### MATERIAL SUPPLIED ###
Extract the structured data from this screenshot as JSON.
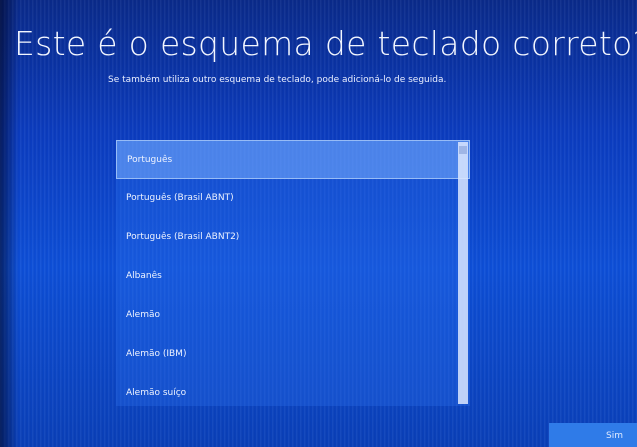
{
  "header": {
    "title": "Este é o esquema de teclado correto?",
    "subtitle": "Se também utiliza outro esquema de teclado, pode adicioná-lo de seguida."
  },
  "layouts": {
    "selected_index": 0,
    "items": [
      {
        "label": "Português"
      },
      {
        "label": "Português (Brasil ABNT)"
      },
      {
        "label": "Português (Brasil ABNT2)"
      },
      {
        "label": "Albanês"
      },
      {
        "label": "Alemão"
      },
      {
        "label": "Alemão (IBM)"
      },
      {
        "label": "Alemão suíço"
      }
    ]
  },
  "footer": {
    "next_label": "Sim"
  },
  "colors": {
    "background": "#0b3cc0",
    "selection": "#78afff",
    "button": "#2f7be8"
  }
}
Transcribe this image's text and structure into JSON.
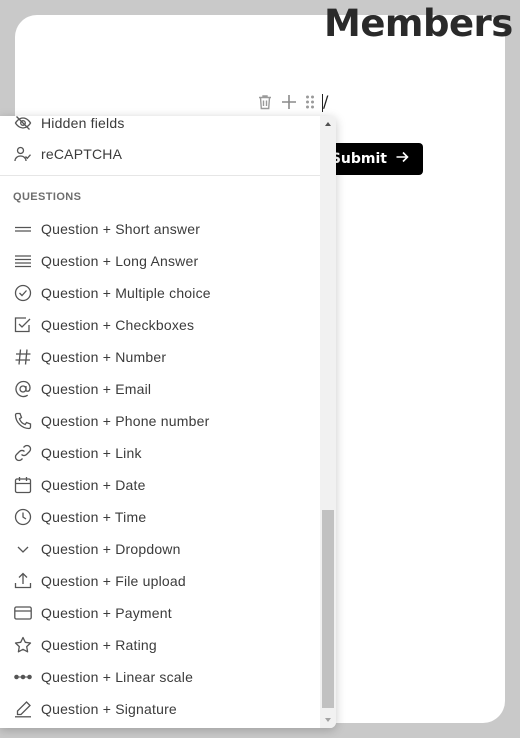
{
  "page": {
    "title": "Members"
  },
  "editor": {
    "typed_text": "/"
  },
  "submit": {
    "label": "Submit"
  },
  "dropdown": {
    "top_items": [
      {
        "label": "Hidden fields",
        "icon": "eye-off-icon"
      },
      {
        "label": "reCAPTCHA",
        "icon": "user-check-icon"
      }
    ],
    "section_heading": "QUESTIONS",
    "question_items": [
      {
        "label": "Question + Short answer",
        "icon": "short-answer-icon"
      },
      {
        "label": "Question + Long Answer",
        "icon": "long-answer-icon"
      },
      {
        "label": "Question + Multiple choice",
        "icon": "circle-check-icon"
      },
      {
        "label": "Question + Checkboxes",
        "icon": "checkbox-icon"
      },
      {
        "label": "Question + Number",
        "icon": "hash-icon"
      },
      {
        "label": "Question + Email",
        "icon": "at-sign-icon"
      },
      {
        "label": "Question + Phone number",
        "icon": "phone-icon"
      },
      {
        "label": "Question + Link",
        "icon": "link-icon"
      },
      {
        "label": "Question + Date",
        "icon": "calendar-icon"
      },
      {
        "label": "Question + Time",
        "icon": "clock-icon"
      },
      {
        "label": "Question + Dropdown",
        "icon": "chevron-down-icon"
      },
      {
        "label": "Question + File upload",
        "icon": "upload-icon"
      },
      {
        "label": "Question + Payment",
        "icon": "credit-card-icon"
      },
      {
        "label": "Question + Rating",
        "icon": "star-icon"
      },
      {
        "label": "Question + Linear scale",
        "icon": "linear-scale-icon"
      },
      {
        "label": "Question + Signature",
        "icon": "pen-icon"
      }
    ]
  },
  "colors": {
    "background": "#c9c9c9",
    "card": "#ffffff",
    "submit_bg": "#000000",
    "text": "#3b3b3b"
  }
}
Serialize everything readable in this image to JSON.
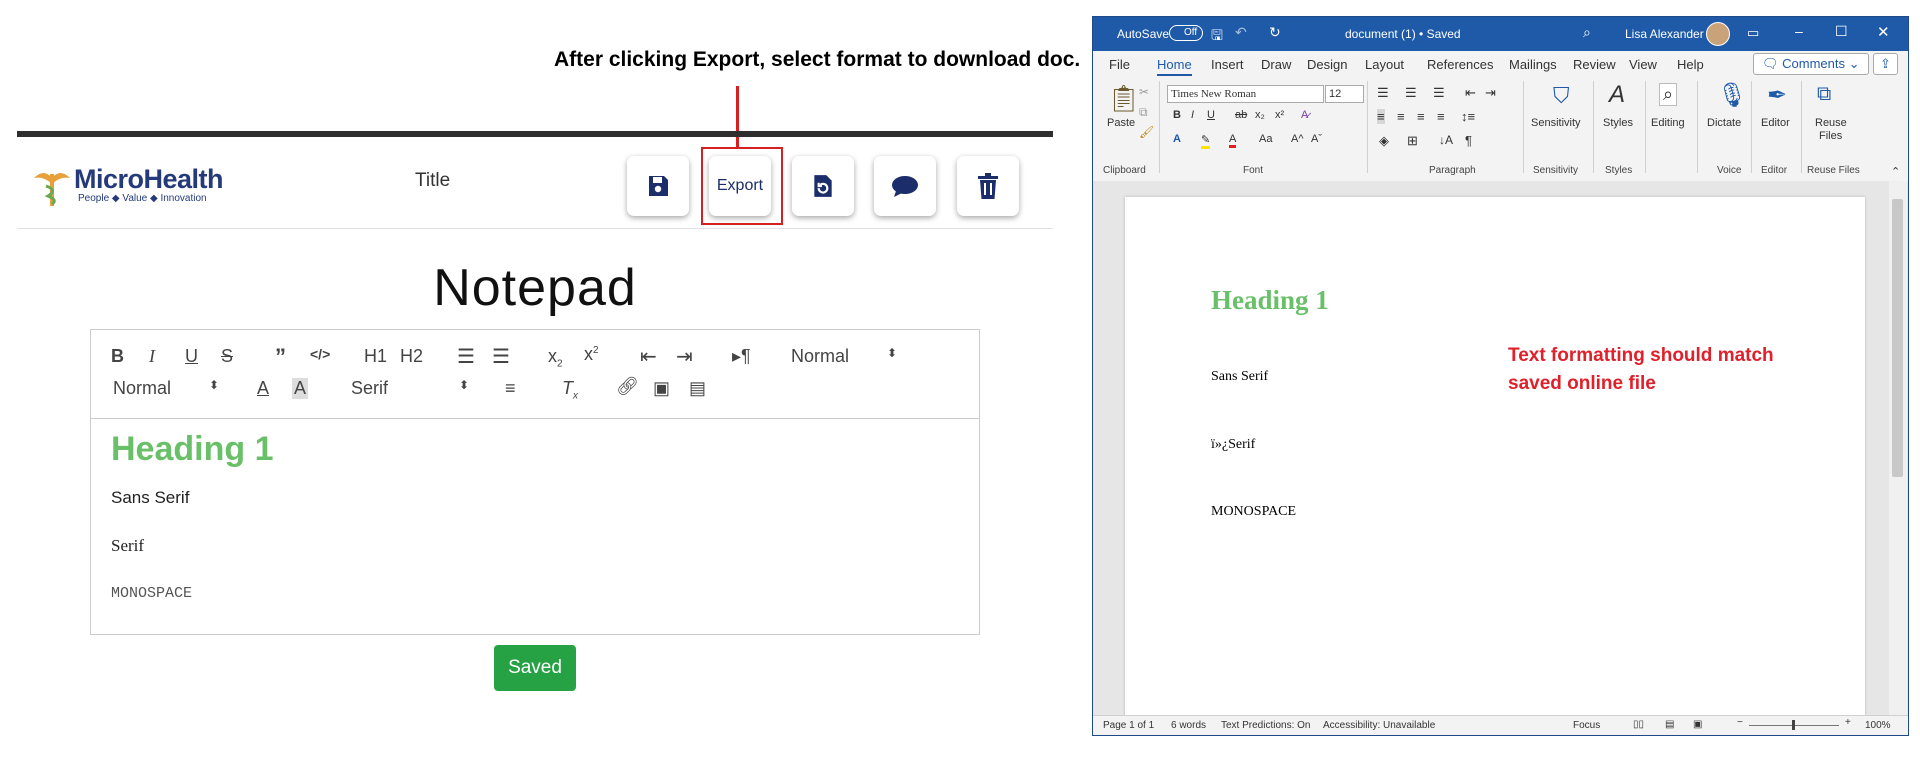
{
  "annotations": {
    "top": "After clicking Export, select format to download doc.",
    "right_line1": "Text formatting should match",
    "right_line2": "saved online file"
  },
  "app": {
    "logo_name": "MicroHealth",
    "logo_tagline": "People ◆ Value ◆ Innovation",
    "title_label": "Title",
    "export_label": "Export",
    "page_title": "Notepad",
    "saved_label": "Saved"
  },
  "editor_toolbar": {
    "h1": "H1",
    "h2": "H2",
    "header_select": "Normal",
    "size_select": "Normal",
    "font_select": "Serif"
  },
  "editor_content": {
    "heading": "Heading 1",
    "sans": "Sans Serif",
    "serif": "Serif",
    "mono": "MONOSPACE"
  },
  "colors": {
    "heading_green": "#6abf69",
    "saved_green": "#26a244",
    "annotation_red": "#d62020",
    "word_blue": "#1f5aa8",
    "icon_navy": "#1c2d6b"
  },
  "word": {
    "autosave": "AutoSave",
    "autosave_state": "Off",
    "doc_title": "document (1) • Saved",
    "user": "Lisa Alexander",
    "tabs": [
      "File",
      "Home",
      "Insert",
      "Draw",
      "Design",
      "Layout",
      "References",
      "Mailings",
      "Review",
      "View",
      "Help"
    ],
    "comments": "Comments",
    "font_name": "Times New Roman",
    "font_size": "12",
    "paste": "Paste",
    "groups": {
      "clipboard": "Clipboard",
      "font": "Font",
      "paragraph": "Paragraph",
      "sensitivity": "Sensitivity",
      "styles": "Styles",
      "voice": "Voice",
      "editor": "Editor",
      "reuse": "Reuse Files"
    },
    "buttons": {
      "sensitivity": "Sensitivity",
      "styles": "Styles",
      "editing": "Editing",
      "dictate": "Dictate",
      "editor": "Editor",
      "reuse1": "Reuse",
      "reuse2": "Files"
    },
    "doc": {
      "heading": "Heading 1",
      "sans": "Sans Serif",
      "serif": "ï»¿Serif",
      "mono": "MONOSPACE"
    },
    "status": {
      "page": "Page 1 of 1",
      "words": "6 words",
      "predictions": "Text Predictions: On",
      "accessibility": "Accessibility: Unavailable",
      "focus": "Focus",
      "zoom": "100%"
    }
  }
}
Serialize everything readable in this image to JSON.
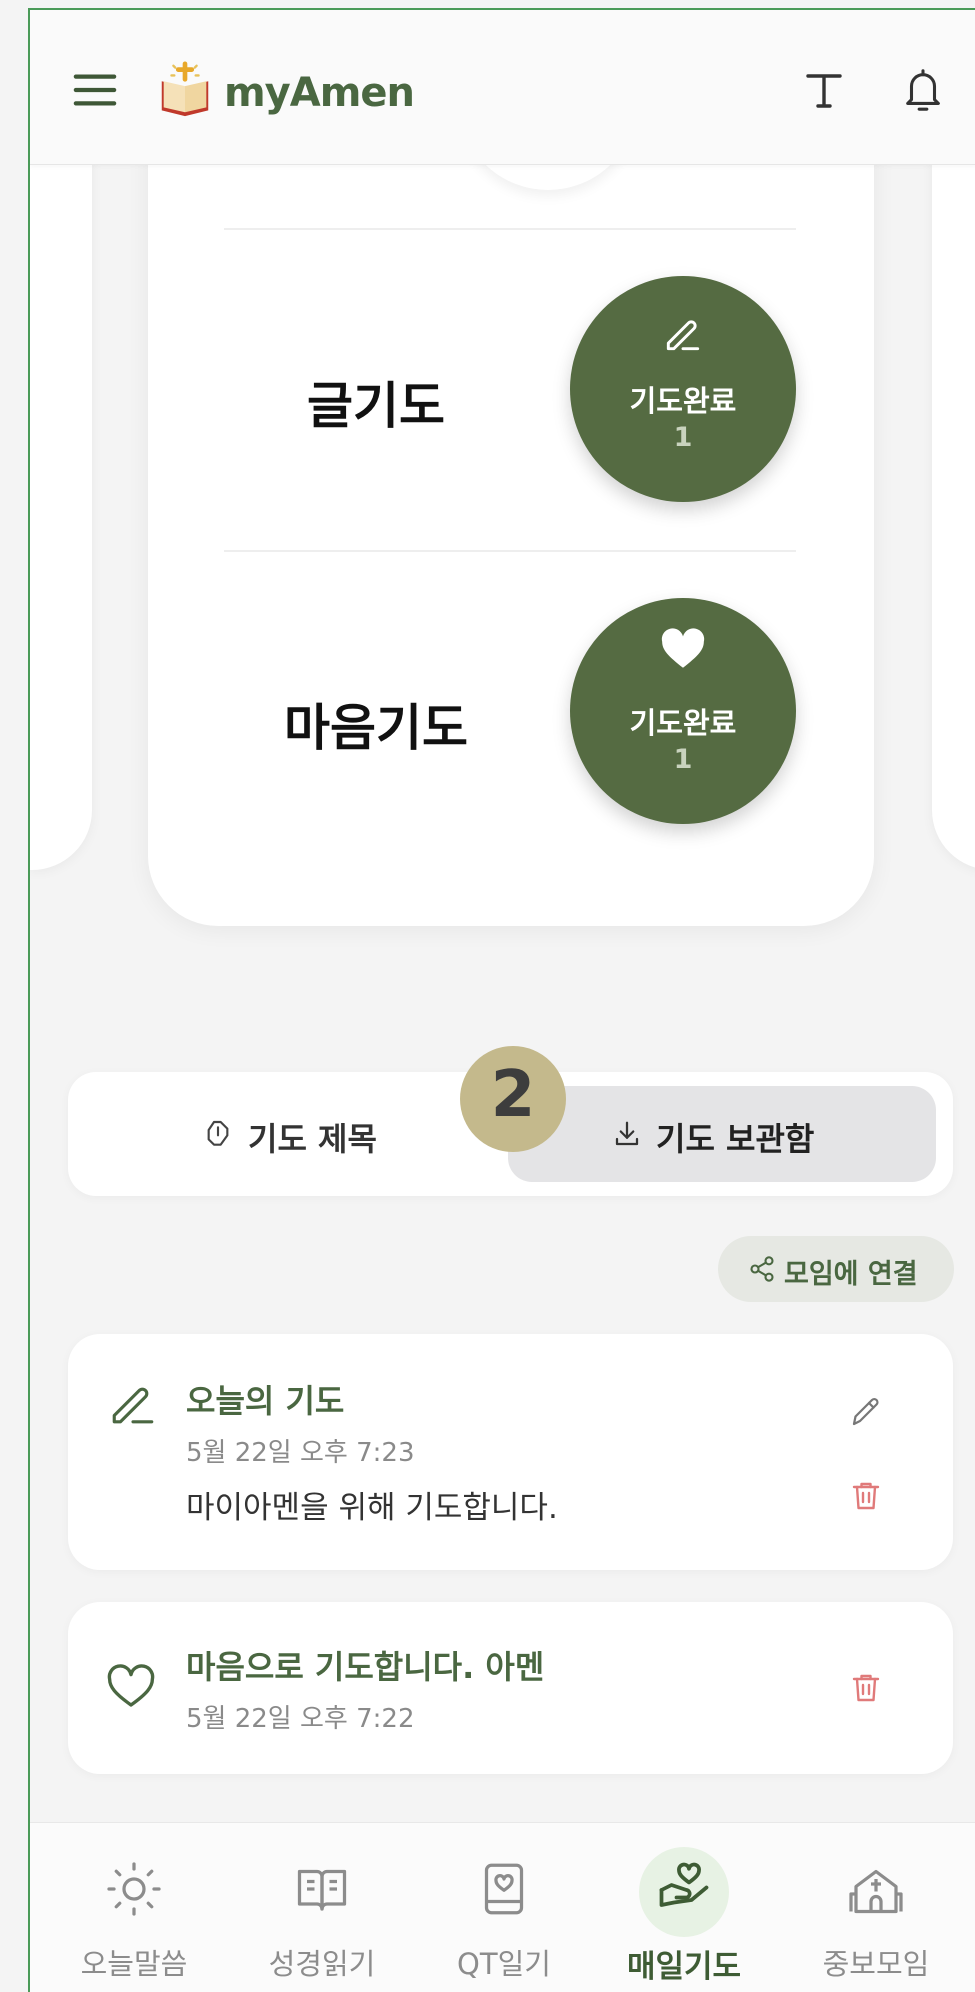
{
  "app": {
    "name": "myAmen"
  },
  "prayers": [
    {
      "label": "글기도",
      "status": "기도완료",
      "count": "1",
      "icon": "pencil-icon"
    },
    {
      "label": "마음기도",
      "status": "기도완료",
      "count": "1",
      "icon": "heart-icon"
    }
  ],
  "step_badge": "2",
  "tabs": [
    {
      "label": "기도 제목",
      "icon": "prayer-hands-icon",
      "active": false
    },
    {
      "label": "기도 보관함",
      "icon": "download-icon",
      "active": true
    }
  ],
  "connect_button": {
    "label": "모임에 연결",
    "icon": "share-icon"
  },
  "entries": [
    {
      "icon": "pencil-icon",
      "title": "오늘의 기도",
      "date": "5월 22일 오후 7:23",
      "body": "마이아멘을 위해 기도합니다."
    },
    {
      "icon": "heart-outline-icon",
      "title": "마음으로 기도합니다. 아멘",
      "date": "5월 22일 오후 7:22"
    }
  ],
  "nav": [
    {
      "label": "오늘말씀",
      "icon": "sun-icon",
      "active": false
    },
    {
      "label": "성경읽기",
      "icon": "open-book-icon",
      "active": false
    },
    {
      "label": "QT일기",
      "icon": "diary-icon",
      "active": false
    },
    {
      "label": "매일기도",
      "icon": "prayer-hand-heart-icon",
      "active": true
    },
    {
      "label": "중보모임",
      "icon": "church-icon",
      "active": false
    }
  ],
  "colors": {
    "accent": "#556b42",
    "brand_text": "#4a6741",
    "delete": "#e07a7a",
    "badge": "#c4b98c"
  }
}
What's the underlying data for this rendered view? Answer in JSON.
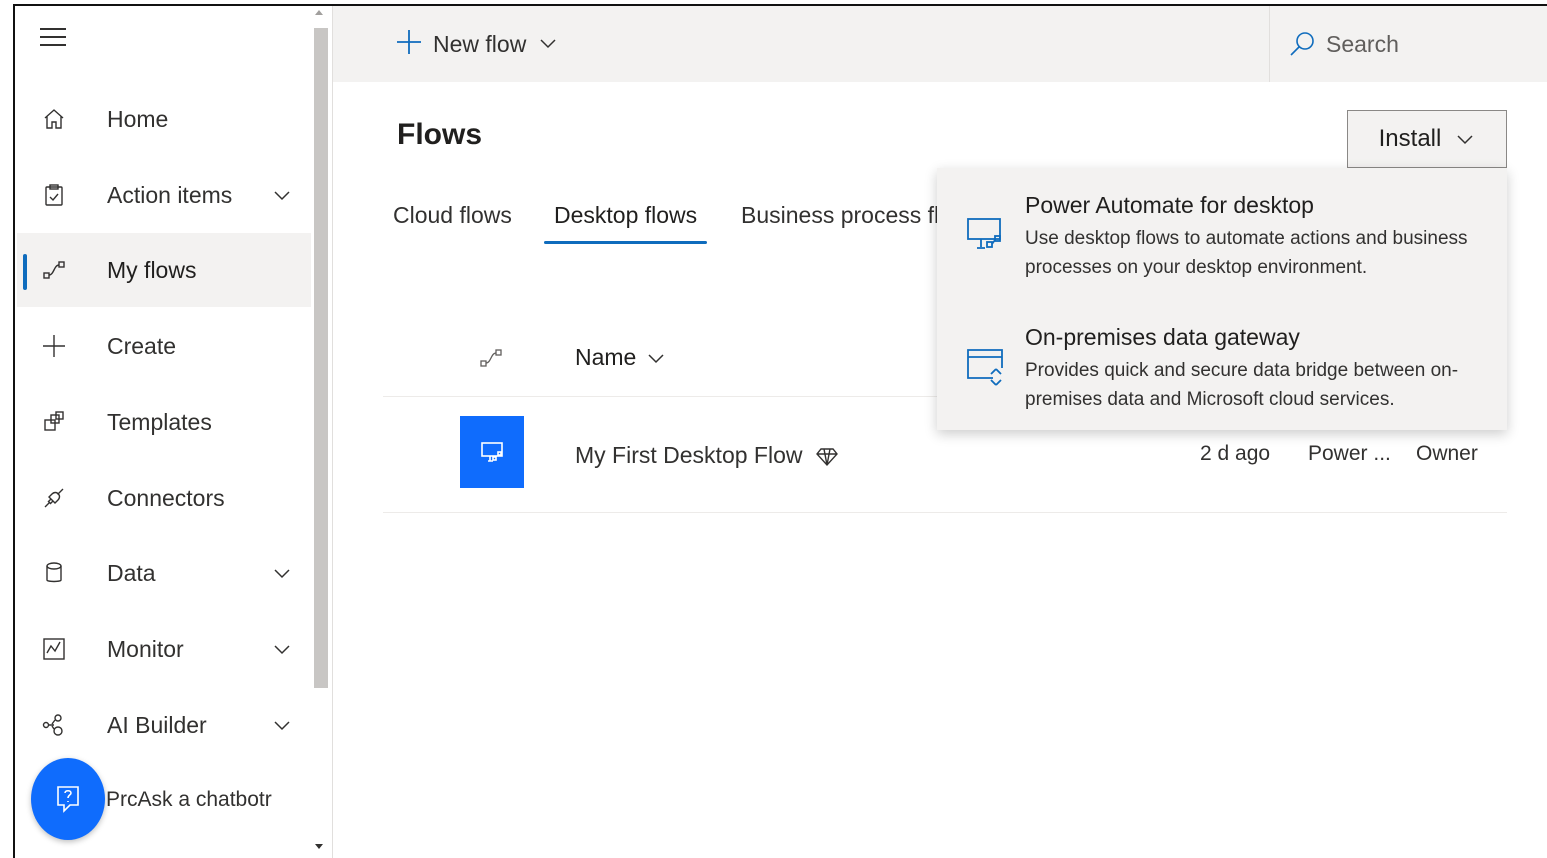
###
#### WHAT YOU HAVE TO DO
Copy every line in the listing above where the string "Brasil" turns up.

#### EXPECTED ANSWER
        "label": "Português (Brasil ABNT)"
        "label": "Português (Brasil ABNT2)"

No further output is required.